SET EXERCISE – Write out all the entries word for word, but skip any images.

SUPPLIED RECORDS –
────────

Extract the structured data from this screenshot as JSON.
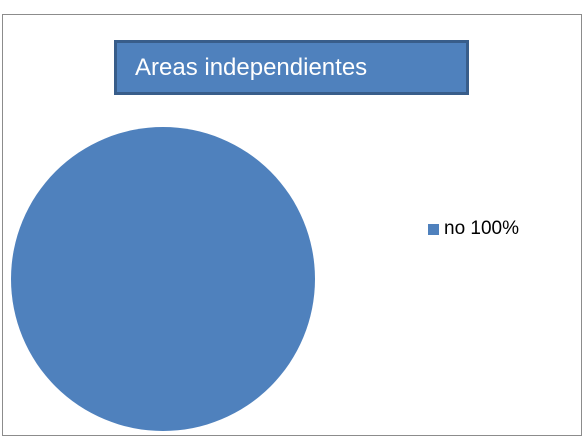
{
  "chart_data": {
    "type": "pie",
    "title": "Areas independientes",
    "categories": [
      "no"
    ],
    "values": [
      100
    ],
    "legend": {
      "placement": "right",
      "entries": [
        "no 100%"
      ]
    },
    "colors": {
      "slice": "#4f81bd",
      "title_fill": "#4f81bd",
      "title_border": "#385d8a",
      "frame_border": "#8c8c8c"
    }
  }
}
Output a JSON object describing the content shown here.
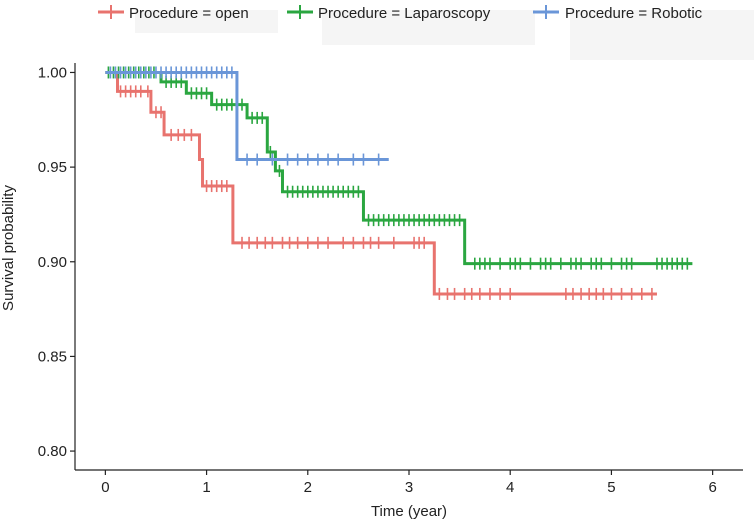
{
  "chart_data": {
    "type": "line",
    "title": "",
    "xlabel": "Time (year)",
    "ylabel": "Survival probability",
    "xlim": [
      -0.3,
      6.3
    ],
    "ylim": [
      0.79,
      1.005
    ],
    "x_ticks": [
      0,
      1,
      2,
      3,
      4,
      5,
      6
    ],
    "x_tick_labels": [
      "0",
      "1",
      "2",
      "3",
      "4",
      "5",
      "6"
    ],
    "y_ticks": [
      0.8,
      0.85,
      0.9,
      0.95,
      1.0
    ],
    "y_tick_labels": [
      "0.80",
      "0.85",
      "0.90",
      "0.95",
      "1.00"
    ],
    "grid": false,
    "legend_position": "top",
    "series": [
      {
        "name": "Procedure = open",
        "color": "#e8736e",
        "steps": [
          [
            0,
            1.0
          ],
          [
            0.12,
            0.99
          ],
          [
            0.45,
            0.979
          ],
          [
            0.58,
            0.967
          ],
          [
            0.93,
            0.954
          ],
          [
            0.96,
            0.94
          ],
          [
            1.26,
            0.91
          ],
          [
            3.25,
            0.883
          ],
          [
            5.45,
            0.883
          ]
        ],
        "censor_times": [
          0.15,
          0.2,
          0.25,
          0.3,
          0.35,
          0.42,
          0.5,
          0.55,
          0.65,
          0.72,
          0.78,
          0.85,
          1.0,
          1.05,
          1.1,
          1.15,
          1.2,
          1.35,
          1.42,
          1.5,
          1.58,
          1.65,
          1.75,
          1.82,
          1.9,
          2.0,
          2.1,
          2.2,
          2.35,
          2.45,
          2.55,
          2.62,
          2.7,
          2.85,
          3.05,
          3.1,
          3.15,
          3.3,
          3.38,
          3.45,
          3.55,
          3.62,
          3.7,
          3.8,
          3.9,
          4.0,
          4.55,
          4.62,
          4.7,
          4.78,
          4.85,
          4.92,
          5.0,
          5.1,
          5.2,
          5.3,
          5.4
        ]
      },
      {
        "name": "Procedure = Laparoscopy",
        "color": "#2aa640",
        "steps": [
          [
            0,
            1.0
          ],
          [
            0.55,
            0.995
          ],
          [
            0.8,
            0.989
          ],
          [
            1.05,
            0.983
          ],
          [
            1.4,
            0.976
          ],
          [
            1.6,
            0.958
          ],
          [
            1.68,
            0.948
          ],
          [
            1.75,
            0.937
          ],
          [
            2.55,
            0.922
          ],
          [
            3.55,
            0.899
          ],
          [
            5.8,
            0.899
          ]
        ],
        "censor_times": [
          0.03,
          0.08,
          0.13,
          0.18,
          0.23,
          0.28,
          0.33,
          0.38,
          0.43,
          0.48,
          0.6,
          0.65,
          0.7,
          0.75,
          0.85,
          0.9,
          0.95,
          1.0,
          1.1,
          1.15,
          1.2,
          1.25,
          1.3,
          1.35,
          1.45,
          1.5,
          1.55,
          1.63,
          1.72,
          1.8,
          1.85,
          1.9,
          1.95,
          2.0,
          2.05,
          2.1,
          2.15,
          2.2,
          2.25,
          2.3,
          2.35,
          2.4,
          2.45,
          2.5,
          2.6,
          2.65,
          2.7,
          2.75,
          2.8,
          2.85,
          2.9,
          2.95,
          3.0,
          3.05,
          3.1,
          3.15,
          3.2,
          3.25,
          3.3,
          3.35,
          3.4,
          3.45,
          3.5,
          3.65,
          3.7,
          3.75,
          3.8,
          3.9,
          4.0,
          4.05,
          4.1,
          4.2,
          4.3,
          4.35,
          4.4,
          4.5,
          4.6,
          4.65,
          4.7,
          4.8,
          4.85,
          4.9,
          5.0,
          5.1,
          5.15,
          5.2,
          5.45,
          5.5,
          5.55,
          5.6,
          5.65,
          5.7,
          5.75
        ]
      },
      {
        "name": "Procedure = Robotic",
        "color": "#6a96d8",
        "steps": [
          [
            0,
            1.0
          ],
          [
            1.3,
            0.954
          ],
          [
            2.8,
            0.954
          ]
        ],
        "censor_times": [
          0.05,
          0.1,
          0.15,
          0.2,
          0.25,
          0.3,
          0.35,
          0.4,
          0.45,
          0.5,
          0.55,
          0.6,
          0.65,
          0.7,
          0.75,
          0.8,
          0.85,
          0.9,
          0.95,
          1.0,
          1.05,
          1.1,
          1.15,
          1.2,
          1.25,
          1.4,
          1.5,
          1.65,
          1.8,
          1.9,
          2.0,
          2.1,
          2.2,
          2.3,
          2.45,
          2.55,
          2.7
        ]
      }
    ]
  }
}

────────

TASK RESULT –
Extract the structured data from this screenshot as JSON.
{
  "chart_data": {
    "type": "pie",
    "title": "Areas independientes",
    "categories": [
      "no"
    ],
    "values": [
      100
    ],
    "legend": {
      "placement": "right",
      "entries": [
        "no 100%"
      ]
    },
    "colors": {
      "slice": "#4f81bd",
      "title_fill": "#4f81bd",
      "title_border": "#385d8a",
      "frame_border": "#8c8c8c"
    }
  }
}
Output a JSON object describing the content shown here.
{
  "chart_data": {
    "type": "line",
    "title": "",
    "xlabel": "Time (year)",
    "ylabel": "Survival probability",
    "xlim": [
      -0.3,
      6.3
    ],
    "ylim": [
      0.79,
      1.005
    ],
    "x_ticks": [
      0,
      1,
      2,
      3,
      4,
      5,
      6
    ],
    "x_tick_labels": [
      "0",
      "1",
      "2",
      "3",
      "4",
      "5",
      "6"
    ],
    "y_ticks": [
      0.8,
      0.85,
      0.9,
      0.95,
      1.0
    ],
    "y_tick_labels": [
      "0.80",
      "0.85",
      "0.90",
      "0.95",
      "1.00"
    ],
    "grid": false,
    "legend_position": "top",
    "series": [
      {
        "name": "Procedure = open",
        "color": "#e8736e",
        "steps": [
          [
            0,
            1.0
          ],
          [
            0.12,
            0.99
          ],
          [
            0.45,
            0.979
          ],
          [
            0.58,
            0.967
          ],
          [
            0.93,
            0.954
          ],
          [
            0.96,
            0.94
          ],
          [
            1.26,
            0.91
          ],
          [
            3.25,
            0.883
          ],
          [
            5.45,
            0.883
          ]
        ],
        "censor_times": [
          0.15,
          0.2,
          0.25,
          0.3,
          0.35,
          0.42,
          0.5,
          0.55,
          0.65,
          0.72,
          0.78,
          0.85,
          1.0,
          1.05,
          1.1,
          1.15,
          1.2,
          1.35,
          1.42,
          1.5,
          1.58,
          1.65,
          1.75,
          1.82,
          1.9,
          2.0,
          2.1,
          2.2,
          2.35,
          2.45,
          2.55,
          2.62,
          2.7,
          2.85,
          3.05,
          3.1,
          3.15,
          3.3,
          3.38,
          3.45,
          3.55,
          3.62,
          3.7,
          3.8,
          3.9,
          4.0,
          4.55,
          4.62,
          4.7,
          4.78,
          4.85,
          4.92,
          5.0,
          5.1,
          5.2,
          5.3,
          5.4
        ]
      },
      {
        "name": "Procedure = Laparoscopy",
        "color": "#2aa640",
        "steps": [
          [
            0,
            1.0
          ],
          [
            0.55,
            0.995
          ],
          [
            0.8,
            0.989
          ],
          [
            1.05,
            0.983
          ],
          [
            1.4,
            0.976
          ],
          [
            1.6,
            0.958
          ],
          [
            1.68,
            0.948
          ],
          [
            1.75,
            0.937
          ],
          [
            2.55,
            0.922
          ],
          [
            3.55,
            0.899
          ],
          [
            5.8,
            0.899
          ]
        ],
        "censor_times": [
          0.03,
          0.08,
          0.13,
          0.18,
          0.23,
          0.28,
          0.33,
          0.38,
          0.43,
          0.48,
          0.6,
          0.65,
          0.7,
          0.75,
          0.85,
          0.9,
          0.95,
          1.0,
          1.1,
          1.15,
          1.2,
          1.25,
          1.3,
          1.35,
          1.45,
          1.5,
          1.55,
          1.63,
          1.72,
          1.8,
          1.85,
          1.9,
          1.95,
          2.0,
          2.05,
          2.1,
          2.15,
          2.2,
          2.25,
          2.3,
          2.35,
          2.4,
          2.45,
          2.5,
          2.6,
          2.65,
          2.7,
          2.75,
          2.8,
          2.85,
          2.9,
          2.95,
          3.0,
          3.05,
          3.1,
          3.15,
          3.2,
          3.25,
          3.3,
          3.35,
          3.4,
          3.45,
          3.5,
          3.65,
          3.7,
          3.75,
          3.8,
          3.9,
          4.0,
          4.05,
          4.1,
          4.2,
          4.3,
          4.35,
          4.4,
          4.5,
          4.6,
          4.65,
          4.7,
          4.8,
          4.85,
          4.9,
          5.0,
          5.1,
          5.15,
          5.2,
          5.45,
          5.5,
          5.55,
          5.6,
          5.65,
          5.7,
          5.75
        ]
      },
      {
        "name": "Procedure = Robotic",
        "color": "#6a96d8",
        "steps": [
          [
            0,
            1.0
          ],
          [
            1.3,
            0.954
          ],
          [
            2.8,
            0.954
          ]
        ],
        "censor_times": [
          0.05,
          0.1,
          0.15,
          0.2,
          0.25,
          0.3,
          0.35,
          0.4,
          0.45,
          0.5,
          0.55,
          0.6,
          0.65,
          0.7,
          0.75,
          0.8,
          0.85,
          0.9,
          0.95,
          1.0,
          1.05,
          1.1,
          1.15,
          1.2,
          1.25,
          1.4,
          1.5,
          1.65,
          1.8,
          1.9,
          2.0,
          2.1,
          2.2,
          2.3,
          2.45,
          2.55,
          2.7
        ]
      }
    ]
  }
}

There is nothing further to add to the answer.